#### [Record extracts]
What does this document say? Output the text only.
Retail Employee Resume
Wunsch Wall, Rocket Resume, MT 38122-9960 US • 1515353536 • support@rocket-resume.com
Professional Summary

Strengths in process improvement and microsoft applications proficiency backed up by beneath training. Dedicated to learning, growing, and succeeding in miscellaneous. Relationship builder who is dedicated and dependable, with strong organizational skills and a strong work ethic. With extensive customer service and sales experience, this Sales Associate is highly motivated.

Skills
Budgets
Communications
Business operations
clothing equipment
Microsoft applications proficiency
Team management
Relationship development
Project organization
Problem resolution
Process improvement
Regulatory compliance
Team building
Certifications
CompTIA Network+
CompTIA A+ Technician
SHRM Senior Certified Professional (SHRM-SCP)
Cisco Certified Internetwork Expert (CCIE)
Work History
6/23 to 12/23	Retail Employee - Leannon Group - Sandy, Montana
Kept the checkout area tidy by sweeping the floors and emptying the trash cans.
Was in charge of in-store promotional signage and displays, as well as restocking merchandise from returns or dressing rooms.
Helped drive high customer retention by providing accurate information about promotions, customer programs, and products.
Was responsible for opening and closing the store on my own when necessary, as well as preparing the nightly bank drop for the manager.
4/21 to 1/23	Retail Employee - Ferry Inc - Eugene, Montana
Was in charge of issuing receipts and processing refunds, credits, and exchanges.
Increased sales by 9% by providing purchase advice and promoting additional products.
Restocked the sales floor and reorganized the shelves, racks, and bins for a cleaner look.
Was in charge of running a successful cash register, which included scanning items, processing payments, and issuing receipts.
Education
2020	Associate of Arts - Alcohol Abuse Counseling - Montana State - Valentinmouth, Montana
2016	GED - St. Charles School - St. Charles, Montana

#### [Problem statement]
The records are above. How many lines in them contain the word "applications"? Give the number alone.

#### [Exercise response]
2